[Data listing]
## begin
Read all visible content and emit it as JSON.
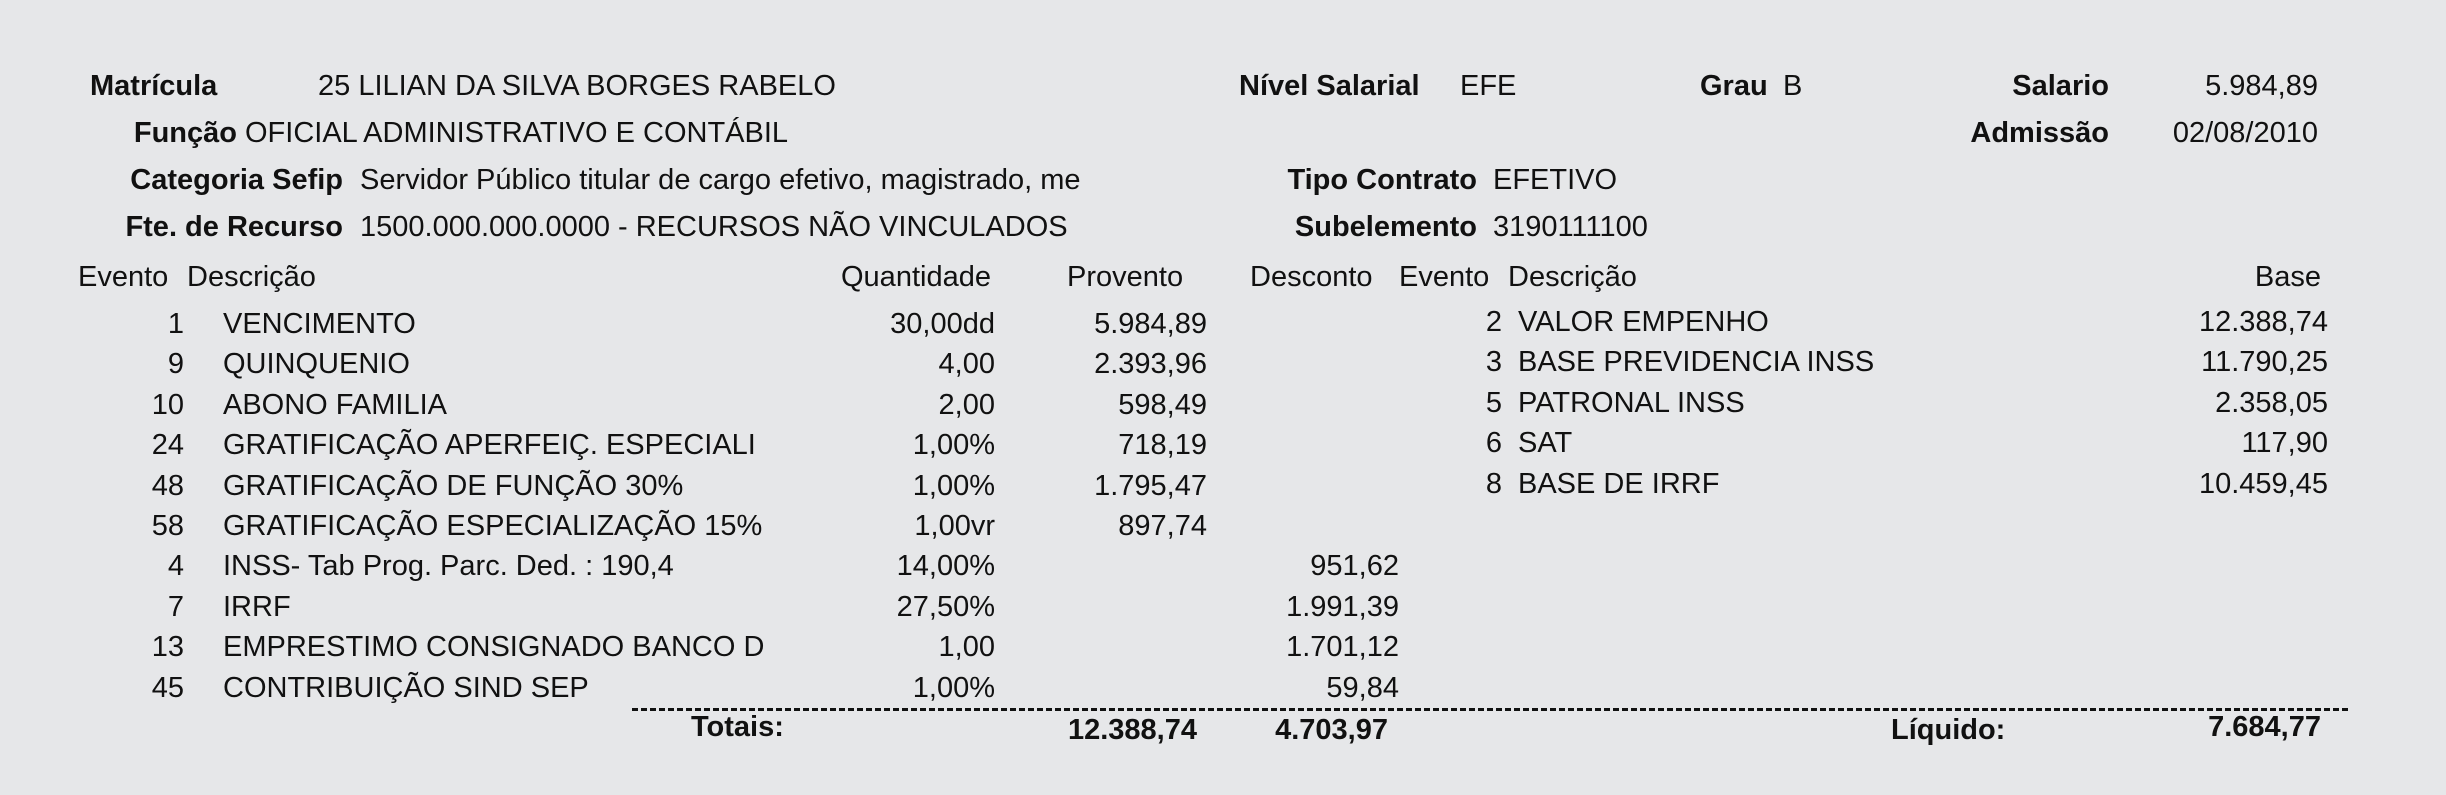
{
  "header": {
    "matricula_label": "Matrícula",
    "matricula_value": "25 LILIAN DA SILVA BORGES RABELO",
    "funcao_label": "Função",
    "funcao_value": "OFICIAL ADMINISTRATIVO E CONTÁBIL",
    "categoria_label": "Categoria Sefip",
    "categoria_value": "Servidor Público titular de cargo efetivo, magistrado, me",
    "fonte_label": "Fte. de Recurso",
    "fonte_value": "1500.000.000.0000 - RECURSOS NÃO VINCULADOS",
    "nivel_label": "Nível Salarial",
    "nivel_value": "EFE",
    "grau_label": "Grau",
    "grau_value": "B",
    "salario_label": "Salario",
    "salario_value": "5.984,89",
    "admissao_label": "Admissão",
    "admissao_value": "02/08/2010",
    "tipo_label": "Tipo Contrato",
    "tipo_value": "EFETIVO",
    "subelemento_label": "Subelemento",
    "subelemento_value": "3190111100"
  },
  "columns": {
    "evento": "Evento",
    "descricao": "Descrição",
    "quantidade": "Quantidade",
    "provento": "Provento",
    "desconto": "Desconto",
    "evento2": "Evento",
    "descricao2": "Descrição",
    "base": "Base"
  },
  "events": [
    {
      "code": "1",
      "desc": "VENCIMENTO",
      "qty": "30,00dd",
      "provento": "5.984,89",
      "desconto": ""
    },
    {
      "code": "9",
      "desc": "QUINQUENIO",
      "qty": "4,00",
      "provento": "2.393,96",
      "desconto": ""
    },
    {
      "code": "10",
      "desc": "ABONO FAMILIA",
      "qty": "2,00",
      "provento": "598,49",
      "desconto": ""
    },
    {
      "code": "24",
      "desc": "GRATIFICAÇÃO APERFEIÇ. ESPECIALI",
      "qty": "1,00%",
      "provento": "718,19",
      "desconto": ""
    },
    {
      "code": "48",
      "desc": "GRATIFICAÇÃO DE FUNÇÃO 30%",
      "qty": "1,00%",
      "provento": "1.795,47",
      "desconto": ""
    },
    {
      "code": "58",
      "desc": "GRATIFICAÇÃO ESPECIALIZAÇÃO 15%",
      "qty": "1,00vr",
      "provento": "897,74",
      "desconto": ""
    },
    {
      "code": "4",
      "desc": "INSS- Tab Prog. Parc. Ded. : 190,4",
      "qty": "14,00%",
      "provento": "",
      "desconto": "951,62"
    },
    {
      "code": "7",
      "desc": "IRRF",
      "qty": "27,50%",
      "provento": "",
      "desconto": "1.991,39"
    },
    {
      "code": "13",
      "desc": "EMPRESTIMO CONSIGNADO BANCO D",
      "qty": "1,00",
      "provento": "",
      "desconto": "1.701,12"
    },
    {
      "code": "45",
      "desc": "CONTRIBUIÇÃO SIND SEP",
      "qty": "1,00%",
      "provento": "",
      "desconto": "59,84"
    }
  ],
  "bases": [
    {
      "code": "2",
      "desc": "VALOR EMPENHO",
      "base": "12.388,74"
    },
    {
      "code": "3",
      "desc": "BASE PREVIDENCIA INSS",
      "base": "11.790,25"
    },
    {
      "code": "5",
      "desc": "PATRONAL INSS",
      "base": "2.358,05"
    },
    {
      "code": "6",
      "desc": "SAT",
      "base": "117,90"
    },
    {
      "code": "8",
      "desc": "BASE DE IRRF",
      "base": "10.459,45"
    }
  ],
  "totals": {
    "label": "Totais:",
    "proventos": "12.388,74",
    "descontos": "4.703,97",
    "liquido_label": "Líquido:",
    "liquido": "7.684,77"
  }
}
## end
## begin
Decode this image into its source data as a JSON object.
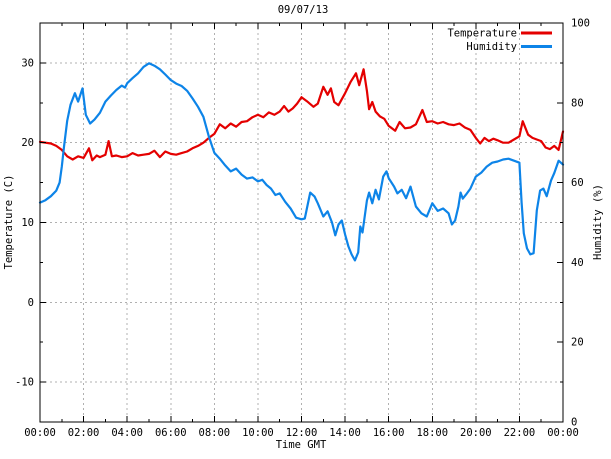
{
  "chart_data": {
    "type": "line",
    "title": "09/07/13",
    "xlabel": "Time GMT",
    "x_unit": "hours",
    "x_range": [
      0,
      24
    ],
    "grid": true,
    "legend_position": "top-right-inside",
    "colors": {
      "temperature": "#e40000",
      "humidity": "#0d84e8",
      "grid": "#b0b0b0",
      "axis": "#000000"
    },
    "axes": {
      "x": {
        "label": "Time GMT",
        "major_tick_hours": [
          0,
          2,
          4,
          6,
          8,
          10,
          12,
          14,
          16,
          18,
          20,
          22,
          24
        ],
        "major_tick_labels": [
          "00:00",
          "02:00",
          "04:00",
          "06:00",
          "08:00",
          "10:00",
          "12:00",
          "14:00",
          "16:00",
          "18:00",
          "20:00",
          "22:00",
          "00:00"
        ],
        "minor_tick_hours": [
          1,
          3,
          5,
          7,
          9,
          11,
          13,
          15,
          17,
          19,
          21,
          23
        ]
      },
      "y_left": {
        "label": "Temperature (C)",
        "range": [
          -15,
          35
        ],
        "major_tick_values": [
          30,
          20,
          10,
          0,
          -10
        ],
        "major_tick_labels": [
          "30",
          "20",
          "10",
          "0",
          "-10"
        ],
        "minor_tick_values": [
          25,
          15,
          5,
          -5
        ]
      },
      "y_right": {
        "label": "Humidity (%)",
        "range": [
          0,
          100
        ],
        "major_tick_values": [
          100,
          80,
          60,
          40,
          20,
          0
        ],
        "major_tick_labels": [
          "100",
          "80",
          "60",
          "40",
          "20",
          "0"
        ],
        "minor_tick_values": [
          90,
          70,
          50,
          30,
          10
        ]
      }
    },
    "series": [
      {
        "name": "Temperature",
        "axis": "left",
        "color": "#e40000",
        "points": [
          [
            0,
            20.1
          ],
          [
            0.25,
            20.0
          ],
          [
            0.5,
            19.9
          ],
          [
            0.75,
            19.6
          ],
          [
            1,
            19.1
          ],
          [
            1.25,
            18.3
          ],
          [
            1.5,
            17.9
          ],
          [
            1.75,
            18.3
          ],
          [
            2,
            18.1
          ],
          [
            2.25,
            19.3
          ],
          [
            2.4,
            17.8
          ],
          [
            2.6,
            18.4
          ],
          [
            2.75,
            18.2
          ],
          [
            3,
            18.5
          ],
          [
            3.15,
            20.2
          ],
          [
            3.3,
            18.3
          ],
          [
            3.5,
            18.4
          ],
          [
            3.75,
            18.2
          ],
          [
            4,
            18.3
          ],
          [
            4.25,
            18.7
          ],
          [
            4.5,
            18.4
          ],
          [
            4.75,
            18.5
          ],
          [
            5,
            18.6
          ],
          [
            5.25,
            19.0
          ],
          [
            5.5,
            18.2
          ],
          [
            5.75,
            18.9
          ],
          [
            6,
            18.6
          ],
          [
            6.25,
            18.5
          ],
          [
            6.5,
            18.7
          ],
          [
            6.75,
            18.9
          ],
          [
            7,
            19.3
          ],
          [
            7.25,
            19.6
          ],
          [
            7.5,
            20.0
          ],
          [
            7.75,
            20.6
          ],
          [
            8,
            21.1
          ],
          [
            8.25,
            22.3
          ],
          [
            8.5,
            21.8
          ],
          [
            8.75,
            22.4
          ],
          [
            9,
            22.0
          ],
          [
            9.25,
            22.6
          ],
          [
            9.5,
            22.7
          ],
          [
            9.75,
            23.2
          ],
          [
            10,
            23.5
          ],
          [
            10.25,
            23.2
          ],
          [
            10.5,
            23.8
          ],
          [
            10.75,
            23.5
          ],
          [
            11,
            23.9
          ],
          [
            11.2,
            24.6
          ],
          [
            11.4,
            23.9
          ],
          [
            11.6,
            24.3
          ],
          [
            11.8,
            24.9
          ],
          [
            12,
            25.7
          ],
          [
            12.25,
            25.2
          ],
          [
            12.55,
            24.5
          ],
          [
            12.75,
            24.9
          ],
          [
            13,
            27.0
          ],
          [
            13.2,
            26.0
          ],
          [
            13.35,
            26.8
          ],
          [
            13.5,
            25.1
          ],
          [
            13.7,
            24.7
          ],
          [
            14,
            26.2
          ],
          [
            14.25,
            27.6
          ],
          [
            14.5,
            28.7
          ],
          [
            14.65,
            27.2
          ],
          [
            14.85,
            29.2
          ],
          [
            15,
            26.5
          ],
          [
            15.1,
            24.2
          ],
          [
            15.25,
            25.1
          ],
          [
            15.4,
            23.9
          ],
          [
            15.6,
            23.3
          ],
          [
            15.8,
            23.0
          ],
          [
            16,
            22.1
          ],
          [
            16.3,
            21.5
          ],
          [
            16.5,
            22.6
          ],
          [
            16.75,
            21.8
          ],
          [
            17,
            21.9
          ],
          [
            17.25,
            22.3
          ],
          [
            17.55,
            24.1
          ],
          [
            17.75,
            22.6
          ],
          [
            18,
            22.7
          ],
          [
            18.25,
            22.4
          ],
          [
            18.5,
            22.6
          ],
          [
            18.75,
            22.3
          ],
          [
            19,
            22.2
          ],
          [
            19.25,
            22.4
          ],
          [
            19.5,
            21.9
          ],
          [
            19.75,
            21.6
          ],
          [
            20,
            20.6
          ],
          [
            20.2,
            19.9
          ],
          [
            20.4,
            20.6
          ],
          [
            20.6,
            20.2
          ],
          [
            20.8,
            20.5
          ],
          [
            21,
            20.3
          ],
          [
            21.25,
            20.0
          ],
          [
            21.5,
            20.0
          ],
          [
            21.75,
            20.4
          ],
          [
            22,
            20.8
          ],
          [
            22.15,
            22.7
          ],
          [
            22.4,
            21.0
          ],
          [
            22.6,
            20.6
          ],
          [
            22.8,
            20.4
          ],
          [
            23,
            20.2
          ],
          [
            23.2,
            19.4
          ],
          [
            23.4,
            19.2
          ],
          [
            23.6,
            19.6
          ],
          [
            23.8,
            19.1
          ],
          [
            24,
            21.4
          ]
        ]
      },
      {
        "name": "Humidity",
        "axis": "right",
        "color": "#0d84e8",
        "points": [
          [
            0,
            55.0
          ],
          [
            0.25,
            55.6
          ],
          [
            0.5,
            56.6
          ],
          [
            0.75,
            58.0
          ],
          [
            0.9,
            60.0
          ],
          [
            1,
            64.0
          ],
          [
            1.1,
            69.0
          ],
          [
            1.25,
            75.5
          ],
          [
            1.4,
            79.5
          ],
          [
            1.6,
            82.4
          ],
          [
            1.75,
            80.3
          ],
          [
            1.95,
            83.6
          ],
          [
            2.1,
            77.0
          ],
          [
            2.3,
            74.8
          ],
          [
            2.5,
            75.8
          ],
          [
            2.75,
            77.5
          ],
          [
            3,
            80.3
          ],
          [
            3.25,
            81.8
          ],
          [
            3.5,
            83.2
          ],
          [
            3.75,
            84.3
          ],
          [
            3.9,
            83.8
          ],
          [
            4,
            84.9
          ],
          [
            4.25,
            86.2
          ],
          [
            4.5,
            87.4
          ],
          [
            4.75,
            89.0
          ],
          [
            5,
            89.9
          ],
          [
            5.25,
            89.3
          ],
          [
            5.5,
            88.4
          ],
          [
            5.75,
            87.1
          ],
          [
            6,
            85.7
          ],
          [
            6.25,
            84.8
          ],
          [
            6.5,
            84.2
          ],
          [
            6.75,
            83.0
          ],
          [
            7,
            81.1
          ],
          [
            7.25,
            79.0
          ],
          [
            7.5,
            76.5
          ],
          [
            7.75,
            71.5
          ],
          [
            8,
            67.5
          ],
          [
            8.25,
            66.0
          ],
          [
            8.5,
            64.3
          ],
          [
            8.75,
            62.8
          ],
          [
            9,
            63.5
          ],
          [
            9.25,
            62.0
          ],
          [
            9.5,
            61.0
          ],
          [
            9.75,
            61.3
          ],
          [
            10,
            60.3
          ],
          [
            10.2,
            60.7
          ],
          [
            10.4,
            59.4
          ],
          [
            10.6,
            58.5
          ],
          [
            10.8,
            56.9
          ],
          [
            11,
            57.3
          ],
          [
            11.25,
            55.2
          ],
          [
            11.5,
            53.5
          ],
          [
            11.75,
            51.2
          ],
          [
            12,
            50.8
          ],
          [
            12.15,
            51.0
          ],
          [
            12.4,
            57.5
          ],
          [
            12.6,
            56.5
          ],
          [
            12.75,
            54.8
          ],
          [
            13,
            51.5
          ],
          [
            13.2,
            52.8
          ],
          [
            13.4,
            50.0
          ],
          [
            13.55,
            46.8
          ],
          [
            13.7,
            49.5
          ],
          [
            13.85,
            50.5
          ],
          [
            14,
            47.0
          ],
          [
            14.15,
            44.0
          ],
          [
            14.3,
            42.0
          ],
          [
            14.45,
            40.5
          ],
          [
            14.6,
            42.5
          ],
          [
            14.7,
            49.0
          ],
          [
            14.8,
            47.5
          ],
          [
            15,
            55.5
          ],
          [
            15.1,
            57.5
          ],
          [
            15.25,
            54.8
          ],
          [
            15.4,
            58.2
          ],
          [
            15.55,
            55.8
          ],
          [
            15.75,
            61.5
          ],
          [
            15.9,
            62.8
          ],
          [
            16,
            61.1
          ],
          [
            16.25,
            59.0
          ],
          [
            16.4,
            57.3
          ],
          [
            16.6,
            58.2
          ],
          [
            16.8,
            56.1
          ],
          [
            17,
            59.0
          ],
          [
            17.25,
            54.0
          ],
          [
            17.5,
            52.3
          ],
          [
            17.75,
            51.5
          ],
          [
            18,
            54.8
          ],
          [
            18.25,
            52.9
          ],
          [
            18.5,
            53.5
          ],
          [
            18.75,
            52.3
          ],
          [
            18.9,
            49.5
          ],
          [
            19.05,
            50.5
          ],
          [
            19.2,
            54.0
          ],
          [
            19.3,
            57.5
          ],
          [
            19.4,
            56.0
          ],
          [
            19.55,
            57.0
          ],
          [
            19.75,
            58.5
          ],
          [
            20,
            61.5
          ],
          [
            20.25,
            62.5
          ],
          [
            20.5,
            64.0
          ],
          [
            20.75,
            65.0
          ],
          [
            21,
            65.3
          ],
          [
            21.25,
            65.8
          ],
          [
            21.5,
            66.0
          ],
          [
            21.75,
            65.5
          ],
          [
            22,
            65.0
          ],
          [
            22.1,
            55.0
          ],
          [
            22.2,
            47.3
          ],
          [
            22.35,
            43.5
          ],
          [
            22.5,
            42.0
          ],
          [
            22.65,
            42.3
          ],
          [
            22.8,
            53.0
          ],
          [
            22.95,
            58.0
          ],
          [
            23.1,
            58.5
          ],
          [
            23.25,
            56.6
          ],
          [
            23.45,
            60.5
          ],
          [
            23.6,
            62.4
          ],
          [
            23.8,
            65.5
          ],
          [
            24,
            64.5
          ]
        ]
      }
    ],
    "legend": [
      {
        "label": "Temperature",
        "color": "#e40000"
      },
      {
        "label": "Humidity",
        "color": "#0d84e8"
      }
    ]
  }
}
## end
GIVEN TASK
Filter the listing for the word "Descrição" and copy every line that holds it.

CORRECT RESULT
    "descricao": "Descrição",
    "descricao2": "Descrição",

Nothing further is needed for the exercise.